**Records**
%%

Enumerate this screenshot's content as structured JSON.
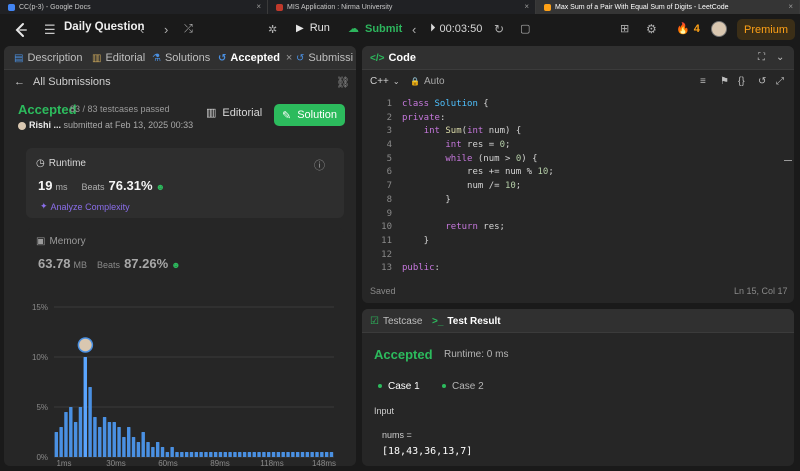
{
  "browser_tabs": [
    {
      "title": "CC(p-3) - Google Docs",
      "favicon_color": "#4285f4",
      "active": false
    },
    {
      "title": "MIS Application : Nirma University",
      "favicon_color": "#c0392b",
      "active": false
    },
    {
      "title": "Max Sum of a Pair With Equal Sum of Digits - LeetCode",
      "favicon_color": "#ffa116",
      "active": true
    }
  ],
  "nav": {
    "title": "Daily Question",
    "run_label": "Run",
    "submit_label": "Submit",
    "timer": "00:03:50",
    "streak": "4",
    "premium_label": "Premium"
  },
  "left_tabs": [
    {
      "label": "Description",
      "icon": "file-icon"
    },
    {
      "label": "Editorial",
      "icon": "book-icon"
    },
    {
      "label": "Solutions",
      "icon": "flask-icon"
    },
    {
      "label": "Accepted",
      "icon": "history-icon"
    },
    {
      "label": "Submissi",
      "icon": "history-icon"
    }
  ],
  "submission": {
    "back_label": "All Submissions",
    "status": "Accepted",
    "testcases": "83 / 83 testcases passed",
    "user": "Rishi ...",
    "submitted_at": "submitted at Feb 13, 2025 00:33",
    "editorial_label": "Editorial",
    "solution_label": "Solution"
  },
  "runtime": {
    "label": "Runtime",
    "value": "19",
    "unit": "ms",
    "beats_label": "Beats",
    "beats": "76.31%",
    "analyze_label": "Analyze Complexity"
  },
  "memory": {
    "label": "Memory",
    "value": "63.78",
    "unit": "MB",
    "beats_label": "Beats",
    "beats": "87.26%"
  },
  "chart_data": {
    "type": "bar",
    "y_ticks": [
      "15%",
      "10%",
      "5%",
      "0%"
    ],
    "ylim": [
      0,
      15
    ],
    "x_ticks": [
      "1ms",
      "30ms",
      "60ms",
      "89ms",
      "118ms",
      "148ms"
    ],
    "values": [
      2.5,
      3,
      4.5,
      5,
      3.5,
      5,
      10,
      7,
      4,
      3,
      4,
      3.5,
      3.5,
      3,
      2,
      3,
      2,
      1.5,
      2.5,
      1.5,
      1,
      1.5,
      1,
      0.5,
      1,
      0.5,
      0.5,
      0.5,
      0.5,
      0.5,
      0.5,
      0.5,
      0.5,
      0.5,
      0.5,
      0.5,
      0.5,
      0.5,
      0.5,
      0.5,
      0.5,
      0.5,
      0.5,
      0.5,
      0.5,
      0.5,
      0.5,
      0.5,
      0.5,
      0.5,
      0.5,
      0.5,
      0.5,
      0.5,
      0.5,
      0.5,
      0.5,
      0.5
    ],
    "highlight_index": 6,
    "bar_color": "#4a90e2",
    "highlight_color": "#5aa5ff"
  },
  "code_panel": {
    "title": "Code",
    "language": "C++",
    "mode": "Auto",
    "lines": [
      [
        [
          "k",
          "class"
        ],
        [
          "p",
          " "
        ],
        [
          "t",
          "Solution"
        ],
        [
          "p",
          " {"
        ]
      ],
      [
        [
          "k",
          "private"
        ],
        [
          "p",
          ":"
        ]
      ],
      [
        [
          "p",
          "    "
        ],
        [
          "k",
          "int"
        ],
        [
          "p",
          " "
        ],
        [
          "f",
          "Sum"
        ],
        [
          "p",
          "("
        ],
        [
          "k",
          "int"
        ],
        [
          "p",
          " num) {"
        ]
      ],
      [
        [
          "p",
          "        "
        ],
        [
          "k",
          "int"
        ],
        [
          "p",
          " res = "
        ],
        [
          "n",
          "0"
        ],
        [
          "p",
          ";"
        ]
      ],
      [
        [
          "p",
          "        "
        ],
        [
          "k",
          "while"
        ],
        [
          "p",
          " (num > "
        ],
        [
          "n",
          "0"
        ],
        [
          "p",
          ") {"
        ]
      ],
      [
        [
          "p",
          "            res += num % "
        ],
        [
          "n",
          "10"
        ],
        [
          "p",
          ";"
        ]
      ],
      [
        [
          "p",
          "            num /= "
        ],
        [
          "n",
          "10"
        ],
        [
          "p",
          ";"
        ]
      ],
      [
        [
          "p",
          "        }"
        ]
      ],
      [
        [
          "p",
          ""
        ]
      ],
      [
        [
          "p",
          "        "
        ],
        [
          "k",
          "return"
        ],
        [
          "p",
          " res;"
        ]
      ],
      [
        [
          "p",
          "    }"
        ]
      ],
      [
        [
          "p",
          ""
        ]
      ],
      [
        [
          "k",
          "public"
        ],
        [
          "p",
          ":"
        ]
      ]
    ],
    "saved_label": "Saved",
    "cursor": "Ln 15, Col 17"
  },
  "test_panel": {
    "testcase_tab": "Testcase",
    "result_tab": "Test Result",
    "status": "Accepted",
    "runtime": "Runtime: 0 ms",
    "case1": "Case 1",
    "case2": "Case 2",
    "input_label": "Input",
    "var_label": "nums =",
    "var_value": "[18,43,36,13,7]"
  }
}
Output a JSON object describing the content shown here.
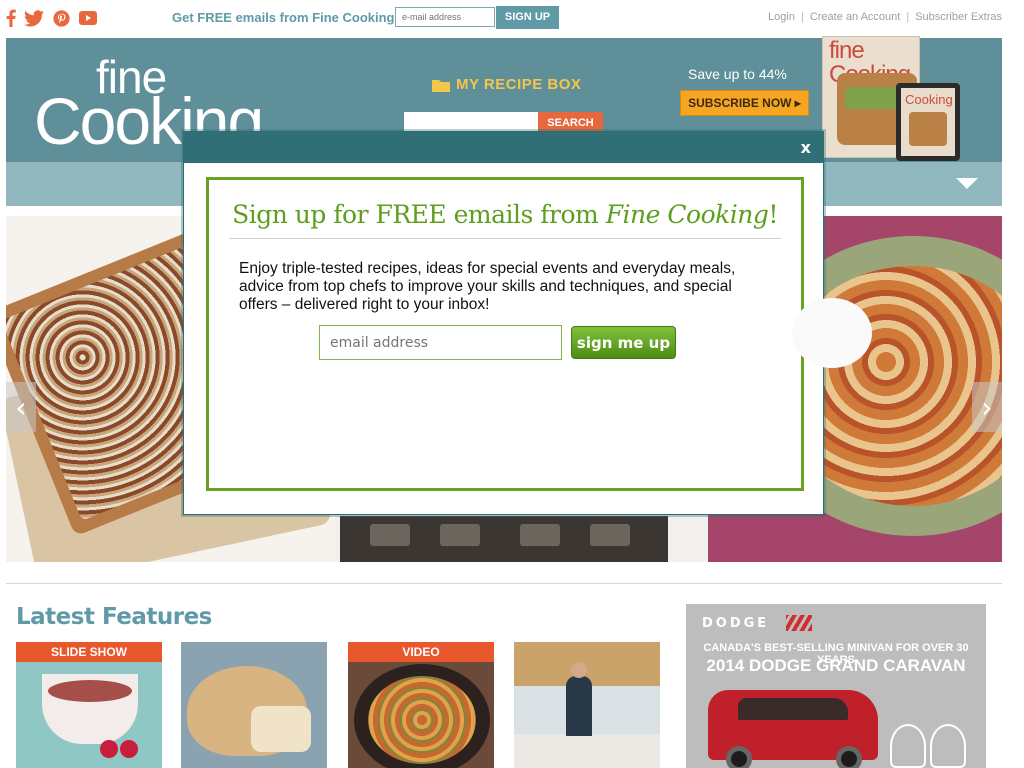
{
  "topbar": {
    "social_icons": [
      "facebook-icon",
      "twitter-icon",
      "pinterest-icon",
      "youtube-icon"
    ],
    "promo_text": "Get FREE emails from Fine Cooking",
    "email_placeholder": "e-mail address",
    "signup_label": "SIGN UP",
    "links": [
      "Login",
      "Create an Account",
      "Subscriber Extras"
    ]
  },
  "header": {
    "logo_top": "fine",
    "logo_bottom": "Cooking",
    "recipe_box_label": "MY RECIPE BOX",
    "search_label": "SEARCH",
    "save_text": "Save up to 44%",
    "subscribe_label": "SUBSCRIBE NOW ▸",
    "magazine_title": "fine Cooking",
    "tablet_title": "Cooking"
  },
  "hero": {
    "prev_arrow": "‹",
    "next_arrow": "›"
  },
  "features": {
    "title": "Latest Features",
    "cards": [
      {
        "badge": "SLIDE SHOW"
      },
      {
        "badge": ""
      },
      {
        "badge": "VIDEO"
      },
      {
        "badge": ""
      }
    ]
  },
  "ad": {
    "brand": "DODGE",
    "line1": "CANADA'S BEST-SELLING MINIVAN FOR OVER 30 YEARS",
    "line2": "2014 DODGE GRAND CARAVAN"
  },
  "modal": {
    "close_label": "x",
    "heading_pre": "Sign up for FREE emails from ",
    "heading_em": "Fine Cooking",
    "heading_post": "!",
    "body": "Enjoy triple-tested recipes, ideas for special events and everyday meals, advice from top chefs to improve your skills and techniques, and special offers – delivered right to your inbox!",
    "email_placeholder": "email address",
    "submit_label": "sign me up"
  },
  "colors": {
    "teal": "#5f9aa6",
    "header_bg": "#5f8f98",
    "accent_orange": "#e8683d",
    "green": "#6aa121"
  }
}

%%

**Aim**
Work out how many lines in the records above contain the word "emails", and give only that number.

**Answer below**
2